Copy the records from the first line through the line with "filter-search-input[interactable] xyxy=(531,27,926,47)", changing "avatar" to "profile-picture" and leaving everything else as it is.

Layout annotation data
-- START --

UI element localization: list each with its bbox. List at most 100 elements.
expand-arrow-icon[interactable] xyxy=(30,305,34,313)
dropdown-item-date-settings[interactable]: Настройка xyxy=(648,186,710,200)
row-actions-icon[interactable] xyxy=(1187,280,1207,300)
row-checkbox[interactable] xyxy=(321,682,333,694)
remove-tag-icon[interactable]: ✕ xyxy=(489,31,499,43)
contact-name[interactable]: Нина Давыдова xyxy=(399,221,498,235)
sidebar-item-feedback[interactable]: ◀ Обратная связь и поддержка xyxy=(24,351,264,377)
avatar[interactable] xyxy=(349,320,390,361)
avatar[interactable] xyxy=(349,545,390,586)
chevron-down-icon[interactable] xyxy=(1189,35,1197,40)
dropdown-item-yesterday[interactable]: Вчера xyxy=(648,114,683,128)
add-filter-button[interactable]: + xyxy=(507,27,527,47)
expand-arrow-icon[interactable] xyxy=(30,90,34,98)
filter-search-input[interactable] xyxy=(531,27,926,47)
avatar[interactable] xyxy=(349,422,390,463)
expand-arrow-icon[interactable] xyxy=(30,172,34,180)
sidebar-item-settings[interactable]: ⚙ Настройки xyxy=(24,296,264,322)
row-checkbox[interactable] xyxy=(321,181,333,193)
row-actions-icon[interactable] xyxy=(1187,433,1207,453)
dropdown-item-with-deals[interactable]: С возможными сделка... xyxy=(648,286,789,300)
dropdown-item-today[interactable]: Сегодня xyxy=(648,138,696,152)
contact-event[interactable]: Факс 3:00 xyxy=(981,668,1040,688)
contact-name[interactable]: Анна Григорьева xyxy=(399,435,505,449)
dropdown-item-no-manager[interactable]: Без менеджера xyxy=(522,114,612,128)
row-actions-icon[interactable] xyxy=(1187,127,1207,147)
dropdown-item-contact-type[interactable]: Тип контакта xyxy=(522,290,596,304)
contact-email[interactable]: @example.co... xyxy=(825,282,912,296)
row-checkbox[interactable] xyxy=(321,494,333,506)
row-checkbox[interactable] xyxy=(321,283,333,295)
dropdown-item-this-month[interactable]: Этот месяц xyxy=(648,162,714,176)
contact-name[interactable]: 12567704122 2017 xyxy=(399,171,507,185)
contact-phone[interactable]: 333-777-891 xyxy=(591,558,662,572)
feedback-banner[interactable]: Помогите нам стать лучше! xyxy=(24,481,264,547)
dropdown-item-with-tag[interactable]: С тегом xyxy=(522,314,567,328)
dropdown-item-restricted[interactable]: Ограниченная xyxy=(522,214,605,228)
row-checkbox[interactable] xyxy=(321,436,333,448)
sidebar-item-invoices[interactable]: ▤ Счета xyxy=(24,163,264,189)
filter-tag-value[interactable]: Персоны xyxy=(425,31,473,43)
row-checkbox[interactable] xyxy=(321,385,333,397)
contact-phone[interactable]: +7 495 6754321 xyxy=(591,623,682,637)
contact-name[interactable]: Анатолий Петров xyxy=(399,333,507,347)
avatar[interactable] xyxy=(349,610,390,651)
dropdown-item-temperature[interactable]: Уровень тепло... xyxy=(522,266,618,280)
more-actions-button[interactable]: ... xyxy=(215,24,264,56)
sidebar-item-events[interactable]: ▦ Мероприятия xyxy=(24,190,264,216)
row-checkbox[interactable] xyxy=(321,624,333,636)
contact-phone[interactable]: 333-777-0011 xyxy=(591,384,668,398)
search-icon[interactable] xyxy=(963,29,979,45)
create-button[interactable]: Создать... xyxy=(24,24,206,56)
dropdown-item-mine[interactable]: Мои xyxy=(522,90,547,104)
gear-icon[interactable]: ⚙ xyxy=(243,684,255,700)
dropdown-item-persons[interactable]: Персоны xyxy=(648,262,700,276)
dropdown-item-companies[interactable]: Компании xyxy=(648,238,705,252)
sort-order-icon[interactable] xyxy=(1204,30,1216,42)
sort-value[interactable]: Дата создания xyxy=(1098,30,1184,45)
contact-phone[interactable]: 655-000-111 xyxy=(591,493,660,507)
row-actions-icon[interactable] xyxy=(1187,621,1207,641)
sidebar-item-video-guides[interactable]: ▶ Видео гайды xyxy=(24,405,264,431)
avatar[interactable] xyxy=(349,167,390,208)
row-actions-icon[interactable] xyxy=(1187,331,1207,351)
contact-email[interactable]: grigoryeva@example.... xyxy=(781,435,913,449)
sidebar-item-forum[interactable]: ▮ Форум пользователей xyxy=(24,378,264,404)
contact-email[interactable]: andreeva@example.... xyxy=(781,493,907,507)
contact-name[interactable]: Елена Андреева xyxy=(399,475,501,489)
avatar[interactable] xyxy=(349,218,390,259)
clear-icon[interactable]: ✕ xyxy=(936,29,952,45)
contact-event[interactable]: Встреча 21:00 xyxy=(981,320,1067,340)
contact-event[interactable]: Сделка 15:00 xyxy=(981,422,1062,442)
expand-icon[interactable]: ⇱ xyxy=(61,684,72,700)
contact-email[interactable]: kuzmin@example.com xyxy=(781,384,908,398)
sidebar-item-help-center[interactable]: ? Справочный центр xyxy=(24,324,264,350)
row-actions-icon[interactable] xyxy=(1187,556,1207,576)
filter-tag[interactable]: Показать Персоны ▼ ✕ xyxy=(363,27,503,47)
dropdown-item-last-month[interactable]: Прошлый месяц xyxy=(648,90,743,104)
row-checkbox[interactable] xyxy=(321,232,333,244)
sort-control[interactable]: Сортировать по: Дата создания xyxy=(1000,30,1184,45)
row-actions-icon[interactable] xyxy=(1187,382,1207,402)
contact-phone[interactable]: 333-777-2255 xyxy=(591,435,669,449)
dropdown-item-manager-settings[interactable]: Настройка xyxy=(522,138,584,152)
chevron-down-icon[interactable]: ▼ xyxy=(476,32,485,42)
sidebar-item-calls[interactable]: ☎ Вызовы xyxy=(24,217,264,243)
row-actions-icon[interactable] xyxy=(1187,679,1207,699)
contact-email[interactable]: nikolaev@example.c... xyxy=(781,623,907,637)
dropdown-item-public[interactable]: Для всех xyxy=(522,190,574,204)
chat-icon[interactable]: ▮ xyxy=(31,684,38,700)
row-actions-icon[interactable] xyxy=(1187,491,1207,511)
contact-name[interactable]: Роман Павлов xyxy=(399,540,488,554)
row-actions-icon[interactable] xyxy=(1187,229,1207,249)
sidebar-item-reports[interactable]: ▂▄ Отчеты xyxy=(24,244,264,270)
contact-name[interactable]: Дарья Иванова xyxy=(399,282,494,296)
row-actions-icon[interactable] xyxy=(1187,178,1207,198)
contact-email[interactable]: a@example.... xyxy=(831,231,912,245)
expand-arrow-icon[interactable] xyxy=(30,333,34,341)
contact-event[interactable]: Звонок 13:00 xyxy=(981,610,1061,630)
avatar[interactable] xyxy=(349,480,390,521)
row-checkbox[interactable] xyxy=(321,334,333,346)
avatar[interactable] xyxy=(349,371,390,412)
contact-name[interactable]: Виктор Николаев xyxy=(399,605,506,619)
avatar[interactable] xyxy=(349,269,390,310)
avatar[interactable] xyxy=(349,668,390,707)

-- END --

EXERCISE OUTPUT
UI element localization: list each with its bbox. List at most 100 elements.
expand-arrow-icon[interactable] xyxy=(30,305,34,313)
dropdown-item-date-settings[interactable]: Настройка xyxy=(648,186,710,200)
row-actions-icon[interactable] xyxy=(1187,280,1207,300)
row-checkbox[interactable] xyxy=(321,682,333,694)
remove-tag-icon[interactable]: ✕ xyxy=(489,31,499,43)
contact-name[interactable]: Нина Давыдова xyxy=(399,221,498,235)
sidebar-item-feedback[interactable]: ◀ Обратная связь и поддержка xyxy=(24,351,264,377)
profile-picture[interactable] xyxy=(349,320,390,361)
profile-picture[interactable] xyxy=(349,545,390,586)
chevron-down-icon[interactable] xyxy=(1189,35,1197,40)
dropdown-item-yesterday[interactable]: Вчера xyxy=(648,114,683,128)
add-filter-button[interactable]: + xyxy=(507,27,527,47)
expand-arrow-icon[interactable] xyxy=(30,90,34,98)
filter-search-input[interactable] xyxy=(531,27,926,47)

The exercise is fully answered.